## STATED EXERCISE
Go through the records and copy each line where the word "разложения" occurs.

## RECORDS PROVIDED
++++

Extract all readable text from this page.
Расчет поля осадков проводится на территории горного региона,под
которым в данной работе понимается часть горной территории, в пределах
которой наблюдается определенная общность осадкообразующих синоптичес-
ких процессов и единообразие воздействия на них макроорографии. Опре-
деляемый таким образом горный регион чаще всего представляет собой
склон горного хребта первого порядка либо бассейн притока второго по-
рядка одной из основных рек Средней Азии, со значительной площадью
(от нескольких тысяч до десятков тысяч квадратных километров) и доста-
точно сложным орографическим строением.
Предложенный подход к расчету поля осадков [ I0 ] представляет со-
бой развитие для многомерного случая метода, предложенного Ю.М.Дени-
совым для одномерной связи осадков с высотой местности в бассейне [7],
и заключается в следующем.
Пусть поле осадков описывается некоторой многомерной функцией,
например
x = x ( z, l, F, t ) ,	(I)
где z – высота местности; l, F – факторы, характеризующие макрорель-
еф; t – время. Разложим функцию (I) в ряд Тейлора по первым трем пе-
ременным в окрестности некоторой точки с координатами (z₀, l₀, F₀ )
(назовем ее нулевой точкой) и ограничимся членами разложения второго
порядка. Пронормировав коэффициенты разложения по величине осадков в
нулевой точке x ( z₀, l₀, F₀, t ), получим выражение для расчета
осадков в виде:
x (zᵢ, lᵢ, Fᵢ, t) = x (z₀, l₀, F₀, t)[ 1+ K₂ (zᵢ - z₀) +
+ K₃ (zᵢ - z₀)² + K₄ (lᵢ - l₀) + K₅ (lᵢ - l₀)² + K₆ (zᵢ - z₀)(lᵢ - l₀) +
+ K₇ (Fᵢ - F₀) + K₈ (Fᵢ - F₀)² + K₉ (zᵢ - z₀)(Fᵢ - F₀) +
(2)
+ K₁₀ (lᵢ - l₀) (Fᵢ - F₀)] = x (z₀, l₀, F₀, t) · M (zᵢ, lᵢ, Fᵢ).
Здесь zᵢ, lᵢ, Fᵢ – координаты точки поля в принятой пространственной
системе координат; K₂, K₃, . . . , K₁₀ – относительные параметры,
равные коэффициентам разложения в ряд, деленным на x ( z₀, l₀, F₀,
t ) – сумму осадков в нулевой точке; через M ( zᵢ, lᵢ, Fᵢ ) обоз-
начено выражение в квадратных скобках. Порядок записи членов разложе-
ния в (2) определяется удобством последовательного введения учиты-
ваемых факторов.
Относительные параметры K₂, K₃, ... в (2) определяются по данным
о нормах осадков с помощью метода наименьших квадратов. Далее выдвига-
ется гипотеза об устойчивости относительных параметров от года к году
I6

++++

## CORRECT ANSWER
(назовем ее нулевой точкой) и ограничимся членами разложения второго
порядка. Пронормировав коэффициенты разложения по величине осадков в
равные коэффициентам разложения в ряд, деленным на x ( z₀, l₀, F₀,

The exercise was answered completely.